• **Exercise**
Gather all lines from the material that contain "none".

Data tied to figure images
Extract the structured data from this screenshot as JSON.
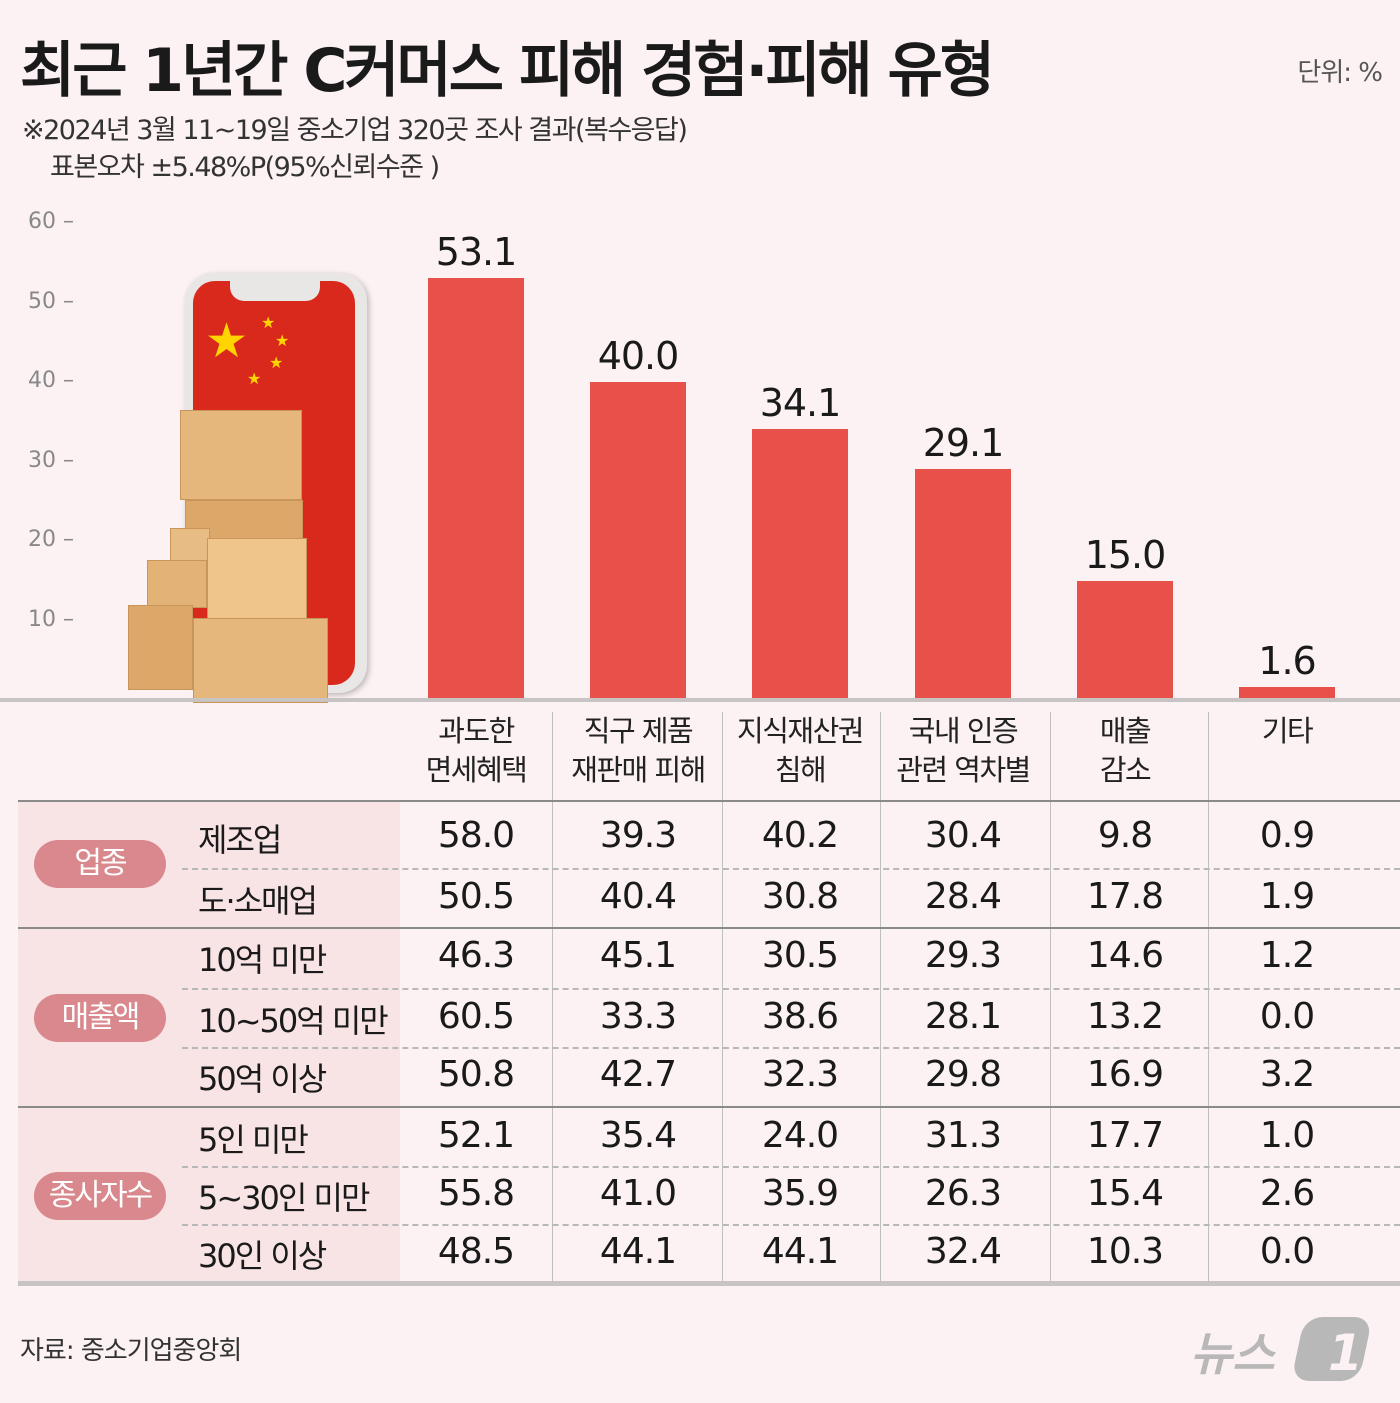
{
  "header": {
    "title": "최근 1년간 C커머스 피해 경험·피해 유형",
    "unit": "단위: %",
    "subtitle_1": "※2024년 3월 11~19일 중소기업 320곳 조사 결과(복수응답)",
    "subtitle_2": "표본오차 ±5.48%P(95%신뢰수준 )"
  },
  "chart_data": {
    "type": "bar",
    "categories": [
      "과도한\n면세혜택",
      "직구 제품\n재판매 피해",
      "지식재산권\n침해",
      "국내 인증\n관련 역차별",
      "매출\n감소",
      "기타"
    ],
    "values": [
      53.1,
      40.0,
      34.1,
      29.1,
      15.0,
      1.6
    ],
    "value_labels": [
      "53.1",
      "40.0",
      "34.1",
      "29.1",
      "15.0",
      "1.6"
    ],
    "yticks": [
      "10",
      "20",
      "30",
      "40",
      "50",
      "60"
    ],
    "ylim": [
      0,
      60
    ],
    "grid": false,
    "bar_color": "#e8504a"
  },
  "table": {
    "columns": [
      [
        "과도한",
        "면세혜택"
      ],
      [
        "직구 제품",
        "재판매 피해"
      ],
      [
        "지식재산권",
        "침해"
      ],
      [
        "국내 인증",
        "관련 역차별"
      ],
      [
        "매출",
        "감소"
      ],
      [
        "기타",
        ""
      ]
    ],
    "groups": [
      {
        "label": "업종",
        "rows": [
          {
            "label": "제조업",
            "values": [
              "58.0",
              "39.3",
              "40.2",
              "30.4",
              "9.8",
              "0.9"
            ]
          },
          {
            "label": "도·소매업",
            "values": [
              "50.5",
              "40.4",
              "30.8",
              "28.4",
              "17.8",
              "1.9"
            ]
          }
        ]
      },
      {
        "label": "매출액",
        "rows": [
          {
            "label": "10억 미만",
            "values": [
              "46.3",
              "45.1",
              "30.5",
              "29.3",
              "14.6",
              "1.2"
            ]
          },
          {
            "label": "10~50억 미만",
            "values": [
              "60.5",
              "33.3",
              "38.6",
              "28.1",
              "13.2",
              "0.0"
            ]
          },
          {
            "label": "50억 이상",
            "values": [
              "50.8",
              "42.7",
              "32.3",
              "29.8",
              "16.9",
              "3.2"
            ]
          }
        ]
      },
      {
        "label": "종사자수",
        "rows": [
          {
            "label": "5인 미만",
            "values": [
              "52.1",
              "35.4",
              "24.0",
              "31.3",
              "17.7",
              "1.0"
            ]
          },
          {
            "label": "5~30인 미만",
            "values": [
              "55.8",
              "41.0",
              "35.9",
              "26.3",
              "15.4",
              "2.6"
            ]
          },
          {
            "label": "30인 이상",
            "values": [
              "48.5",
              "44.1",
              "44.1",
              "32.4",
              "10.3",
              "0.0"
            ]
          }
        ]
      }
    ]
  },
  "footer": {
    "source": "자료: 중소기업중앙회",
    "logo": "뉴스1"
  },
  "colors": {
    "background": "#fcf2f3",
    "bar": "#e8504a",
    "pill": "#d9898d"
  }
}
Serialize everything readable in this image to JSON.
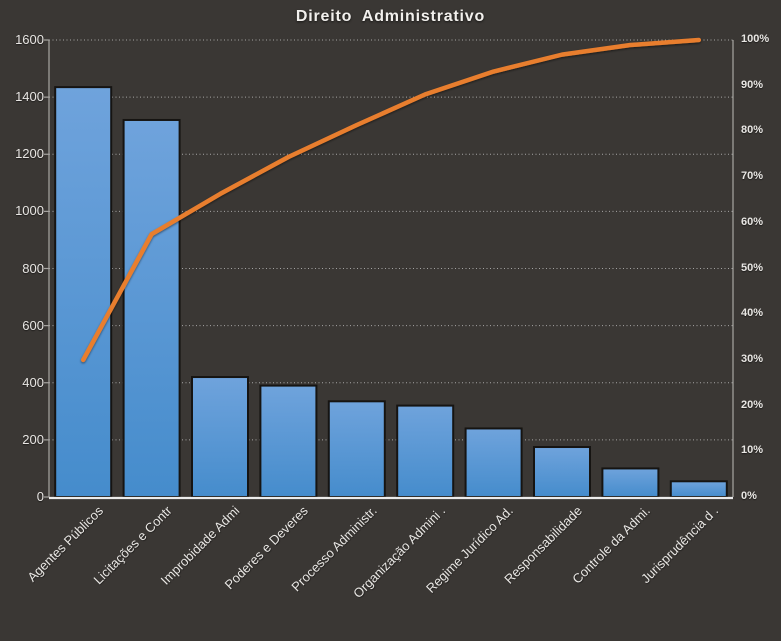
{
  "page": {
    "background": "#3A3734"
  },
  "chart": {
    "title": "Direito Administrativo"
  },
  "chart_data": {
    "type": "bar",
    "subtype": "pareto",
    "title": "Direito Administrativo",
    "categories": [
      "Agentes Públicos",
      "Licitações e Contr",
      "Improbidade Admi",
      "Poderes e Deveres",
      "Processo Administr.",
      "Organização Admini .",
      "Regime Jurídico Ad.",
      "Responsabilidade",
      "Controle da Admi.",
      "Jurisprudência d ."
    ],
    "series": [
      {
        "role": "bars",
        "axis": "left",
        "values": [
          1435,
          1320,
          420,
          390,
          335,
          320,
          240,
          175,
          100,
          55
        ]
      },
      {
        "role": "cumulative-line",
        "axis": "right",
        "values_pct": [
          30.0,
          57.5,
          66.3,
          74.4,
          81.4,
          88.1,
          93.1,
          96.8,
          98.9,
          100.0
        ]
      }
    ],
    "left_axis": {
      "min": 0,
      "max": 1600,
      "step": 200,
      "tick_labels": [
        "0",
        "200",
        "400",
        "600",
        "800",
        "1000",
        "1200",
        "1400",
        "1600"
      ]
    },
    "right_axis": {
      "min": 0,
      "max": 100,
      "step": 10,
      "tick_labels": [
        "0%",
        "10%",
        "20%",
        "30%",
        "40%",
        "50%",
        "60%",
        "70%",
        "80%",
        "90%",
        "100%"
      ]
    },
    "grid": {
      "horizontal": "dotted",
      "vertical": "none"
    },
    "legend_position": "none"
  },
  "colors": {
    "background": "#3A3734",
    "bar_gradient_top": "#6FA3DC",
    "bar_gradient_bottom": "#458CCC",
    "bar_border": "#161412",
    "line": "#E87E2E",
    "grid": "#CBCBCB",
    "zero_line": "#ECECEC",
    "plot_border": "#A8A6A3",
    "axis_text": "#E8E6E3",
    "title_text": "#F2F0ED"
  }
}
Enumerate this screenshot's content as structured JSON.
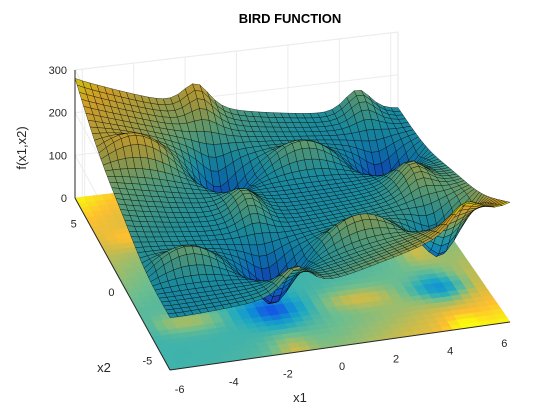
{
  "chart_data": {
    "type": "surface",
    "title": "BIRD FUNCTION",
    "function": "f(x1,x2) = sin(x1)*exp((1-cos(x2))^2) + cos(x2)*exp((1-sin(x1))^2) + (x1-x2)^2",
    "xlabel": "x1",
    "ylabel": "x2",
    "zlabel": "f(x1,x2)",
    "xlim": [
      -6.2832,
      6.2832
    ],
    "ylim": [
      -6.2832,
      6.2832
    ],
    "zlim": [
      0,
      300
    ],
    "xticks": [
      -6,
      -4,
      -2,
      0,
      2,
      4,
      6
    ],
    "yticks": [
      -5,
      0,
      5
    ],
    "zticks": [
      0,
      100,
      200,
      300
    ],
    "colormap": "parula",
    "contour_projection": true,
    "grid": true,
    "edge_color": "#000000",
    "background": "#ffffff"
  }
}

• **Task output**
      "vertical": "none"
    "legend_position": "none"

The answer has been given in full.